Copy the lines from the one containing "476, 256, 491]" through the one containing "450, 256, 751]", reproducing each exactly.

# # # #

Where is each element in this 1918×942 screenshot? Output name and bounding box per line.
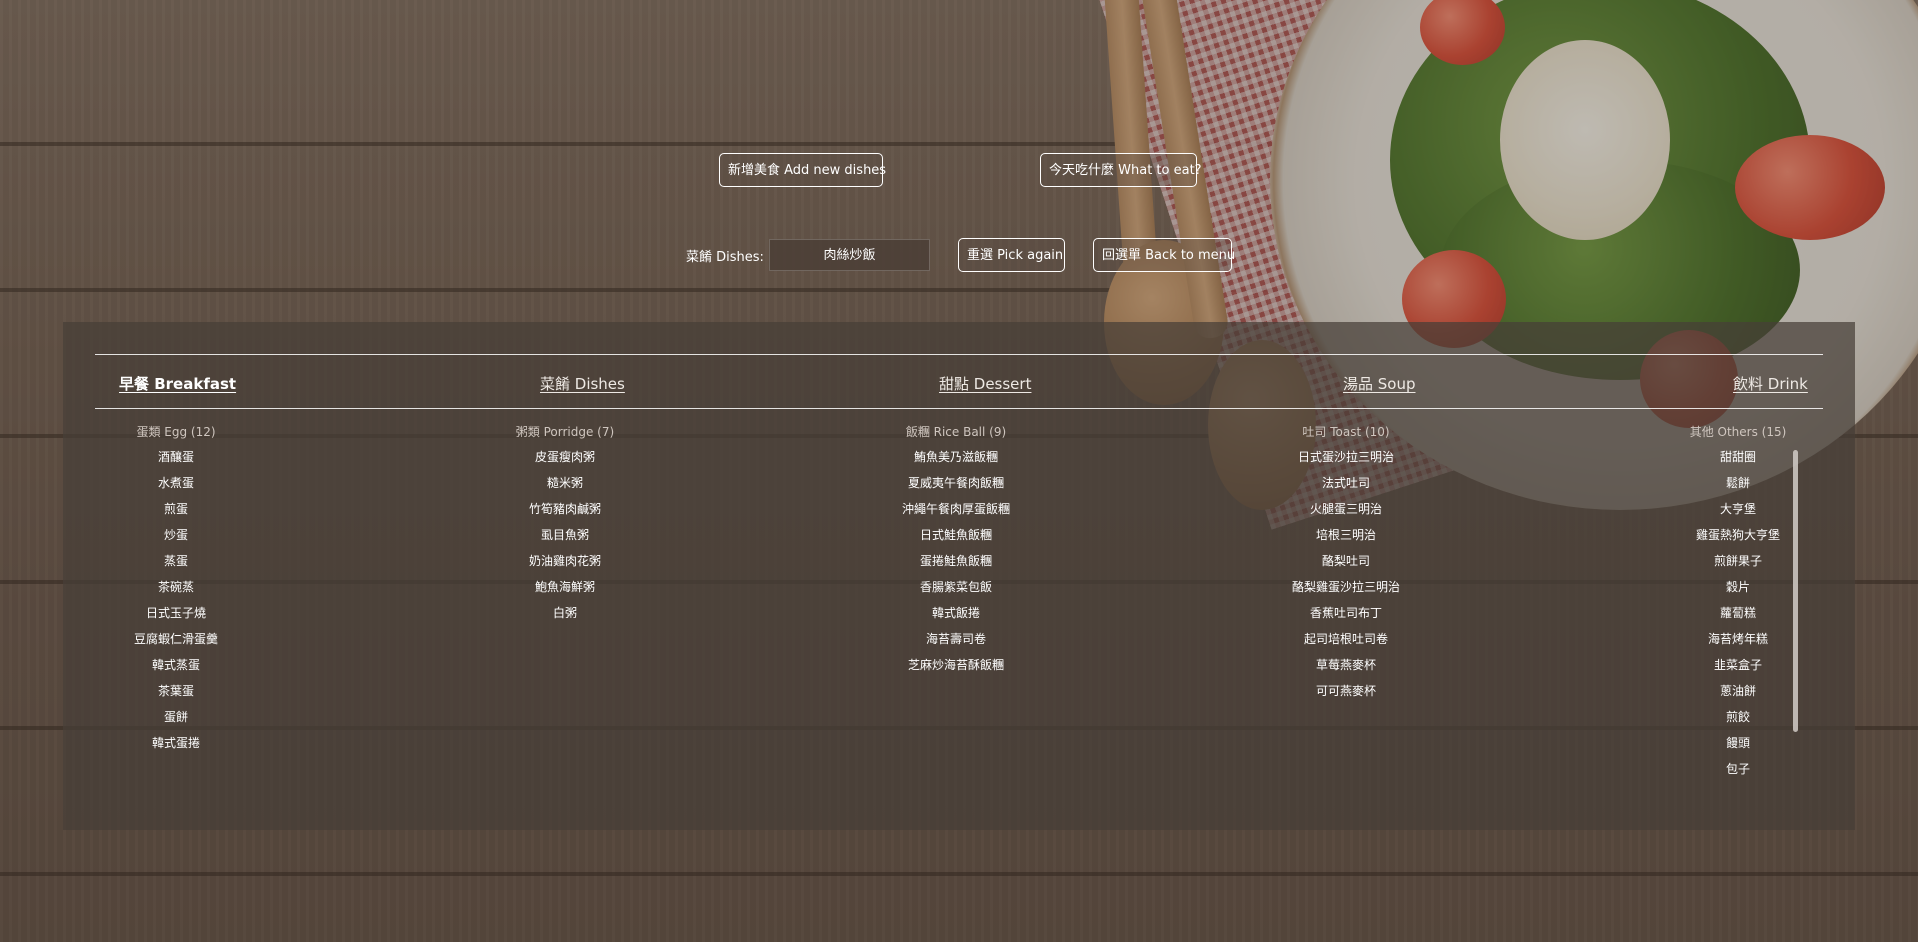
dish-item[interactable]: 水煮蛋	[96, 476, 256, 491]
dish-item[interactable]: 酒釀蛋	[96, 450, 256, 465]
dish-item[interactable]: 沖繩午餐肉厚蛋飯糰	[876, 502, 1036, 517]
dish-item[interactable]: 煎蛋	[96, 502, 256, 517]
dish-item[interactable]: 奶油雞肉花粥	[485, 554, 645, 569]
picked-dish-display: 肉絲炒飯	[769, 239, 930, 271]
menu-panel: 早餐 Breakfast 菜餚 Dishes 甜點 Dessert 湯品 Sou…	[63, 322, 1855, 830]
dish-list: 酒釀蛋水煮蛋煎蛋炒蛋蒸蛋茶碗蒸日式玉子燒豆腐蝦仁滑蛋羹 韓式蒸蛋茶葉蛋蛋餅韓式蛋捲	[96, 450, 256, 751]
dish-item[interactable]: 香蕉吐司布丁	[1266, 606, 1426, 621]
dish-item[interactable]: 火腿蛋三明治	[1266, 502, 1426, 517]
dishes-label: 菜餚 Dishes:	[686, 250, 764, 265]
what-to-eat-button[interactable]: 今天吃什麼 What to eat?	[1040, 153, 1202, 187]
dish-item[interactable]: 包子	[1658, 762, 1818, 777]
dish-item[interactable]: 竹筍豬肉鹹粥	[485, 502, 645, 517]
dish-item[interactable]: 鮑魚海鮮粥	[485, 580, 645, 595]
dish-item[interactable]: 蛋捲鮭魚飯糰	[876, 554, 1036, 569]
dish-item[interactable]: 培根三明治	[1266, 528, 1426, 543]
dish-item[interactable]: 韓式飯捲	[876, 606, 1036, 621]
dish-item[interactable]: 日式鮭魚飯糰	[876, 528, 1036, 543]
dish-item[interactable]: 芝麻炒海苔酥飯糰	[876, 658, 1036, 673]
dish-item[interactable]: 起司培根吐司卷	[1266, 632, 1426, 647]
dish-item[interactable]: 茶葉蛋	[96, 684, 256, 699]
dish-item[interactable]: 海苔壽司卷	[876, 632, 1036, 647]
dish-item[interactable]: 鮪魚美乃滋飯糰	[876, 450, 1036, 465]
column-header: 吐司 Toast (10)	[1302, 425, 1390, 439]
dish-item[interactable]: 蒸蛋	[96, 554, 256, 569]
dish-item[interactable]: 豆腐蝦仁滑蛋羹	[96, 632, 256, 647]
column-header: 蛋類 Egg (12)	[136, 425, 216, 439]
pick-again-button[interactable]: 重選 Pick again	[958, 238, 1065, 272]
rice-ball-column: 飯糰 Rice Ball (9) 鮪魚美乃滋飯糰 夏威夷午餐肉飯糰 沖繩午餐肉厚蛋飯…	[876, 424, 1036, 684]
toast-column: 吐司 Toast (10) 日式蛋沙拉三明治 法式吐司火腿蛋三明治 培根三明治酪梨吐…	[1266, 424, 1426, 710]
dish-list: 日式蛋沙拉三明治 法式吐司火腿蛋三明治 培根三明治酪梨吐司酪梨雞蛋沙拉三明治 香蕉吐司…	[1266, 450, 1426, 699]
dish-item[interactable]: 酪梨吐司	[1266, 554, 1426, 569]
dish-item[interactable]: 茶碗蒸	[96, 580, 256, 595]
tab-soup[interactable]: 湯品 Soup	[1343, 373, 1416, 394]
dish-item[interactable]: 夏威夷午餐肉飯糰	[876, 476, 1036, 491]
dish-item[interactable]: 白粥	[485, 606, 645, 621]
app-background: 新增美食 Add new dishes 今天吃什麼 What to eat? 菜…	[0, 0, 1918, 942]
column-header: 粥類 Porridge (7)	[515, 425, 615, 439]
porridge-column: 粥類 Porridge (7) 皮蛋瘦肉粥糙米粥竹筍豬肉鹹粥 虱目魚粥奶油雞肉花粥…	[485, 424, 645, 632]
dish-item[interactable]: 糙米粥	[485, 476, 645, 491]
dish-item[interactable]: 炒蛋	[96, 528, 256, 543]
dish-item[interactable]: 皮蛋瘦肉粥	[485, 450, 645, 465]
dish-item[interactable]: 虱目魚粥	[485, 528, 645, 543]
tab-drink[interactable]: 飲料 Drink	[1733, 373, 1808, 394]
divider-top	[95, 354, 1823, 355]
dish-list: 皮蛋瘦肉粥糙米粥竹筍豬肉鹹粥 虱目魚粥奶油雞肉花粥 鮑魚海鮮粥白粥	[485, 450, 645, 621]
column-header: 其他 Others (15)	[1689, 425, 1787, 439]
dish-item[interactable]: 韓式蛋捲	[96, 736, 256, 751]
dish-item[interactable]: 饅頭	[1658, 736, 1818, 751]
dish-list: 鮪魚美乃滋飯糰 夏威夷午餐肉飯糰 沖繩午餐肉厚蛋飯糰 日式鮭魚飯糰 蛋捲鮭魚飯糰 香腸紫菜…	[876, 450, 1036, 673]
dish-item[interactable]: 韓式蒸蛋	[96, 658, 256, 673]
dish-item[interactable]: 法式吐司	[1266, 476, 1426, 491]
dish-item[interactable]: 日式玉子燒	[96, 606, 256, 621]
add-new-dishes-button[interactable]: 新增美食 Add new dishes	[719, 153, 886, 187]
dish-item[interactable]: 酪梨雞蛋沙拉三明治	[1266, 580, 1426, 595]
scrollbar[interactable]	[1793, 450, 1798, 732]
tab-breakfast[interactable]: 早餐 Breakfast	[119, 373, 236, 394]
dish-item[interactable]: 草莓燕麥杯	[1266, 658, 1426, 673]
egg-column: 蛋類 Egg (12) 酒釀蛋水煮蛋煎蛋炒蛋蒸蛋茶碗蒸日式玉子燒豆腐蝦仁滑蛋羹韓…	[96, 424, 256, 762]
dish-item[interactable]: 蛋餅	[96, 710, 256, 725]
column-header: 飯糰 Rice Ball (9)	[905, 425, 1007, 439]
tab-dishes[interactable]: 菜餚 Dishes	[540, 373, 625, 394]
dish-item[interactable]: 香腸紫菜包飯	[876, 580, 1036, 595]
back-to-menu-button[interactable]: 回選單 Back to menu	[1093, 238, 1235, 272]
divider-bottom	[95, 408, 1823, 409]
dish-item[interactable]: 日式蛋沙拉三明治	[1266, 450, 1426, 465]
tab-dessert[interactable]: 甜點 Dessert	[939, 373, 1031, 394]
dish-item[interactable]: 可可燕麥杯	[1266, 684, 1426, 699]
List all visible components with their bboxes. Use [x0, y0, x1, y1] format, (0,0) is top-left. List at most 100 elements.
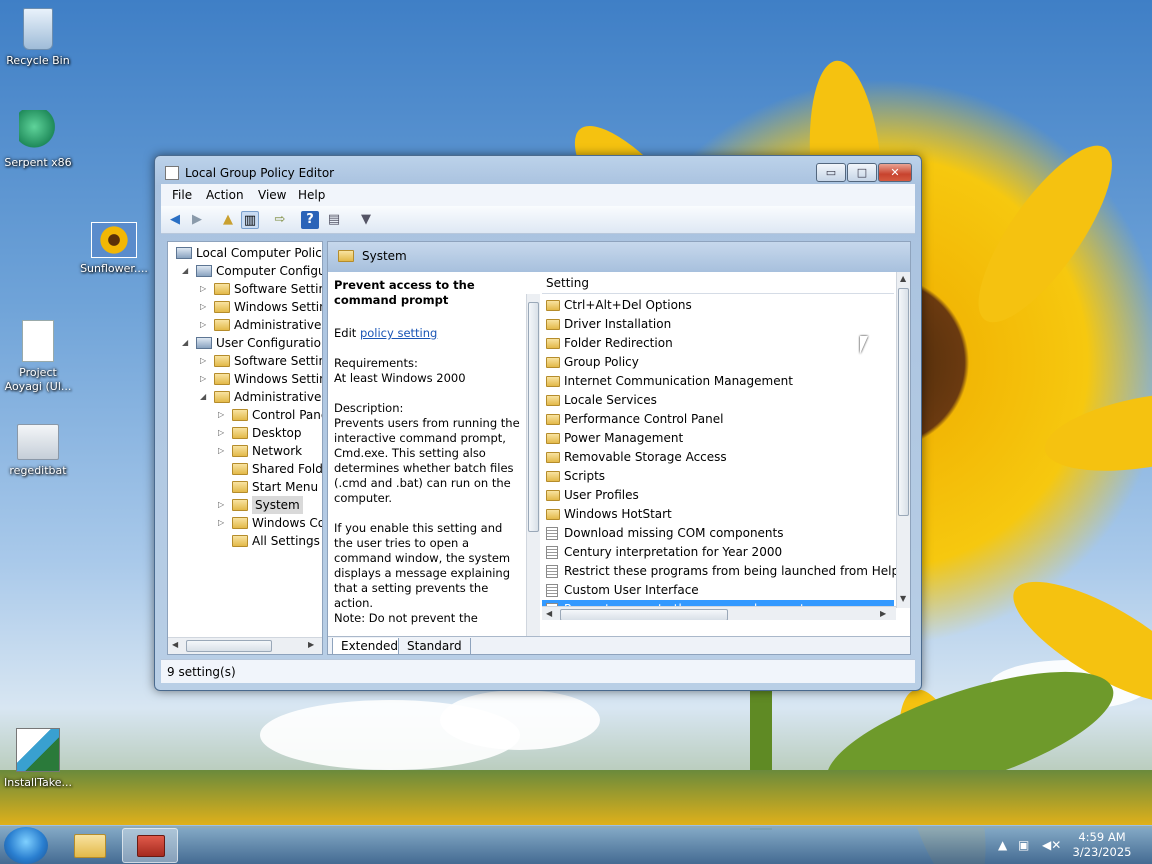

# # # #

-- Output of the task --
dish-item[interactable]: 水煮蛋	[96, 476, 256, 491]
dish-item[interactable]: 酒釀蛋	[96, 450, 256, 465]
dish-item[interactable]: 沖繩午餐肉厚蛋飯糰	[876, 502, 1036, 517]
dish-item[interactable]: 煎蛋	[96, 502, 256, 517]
dish-item[interactable]: 奶油雞肉花粥	[485, 554, 645, 569]
picked-dish-display: 肉絲炒飯	[769, 239, 930, 271]
menu-panel: 早餐 Breakfast 菜餚 Dishes 甜點 Dessert 湯品 Sou…	[63, 322, 1855, 830]
dish-list: 酒釀蛋水煮蛋煎蛋炒蛋蒸蛋茶碗蒸日式玉子燒豆腐蝦仁滑蛋羹 韓式蒸蛋茶葉蛋蛋餅韓式蛋捲	[96, 450, 256, 751]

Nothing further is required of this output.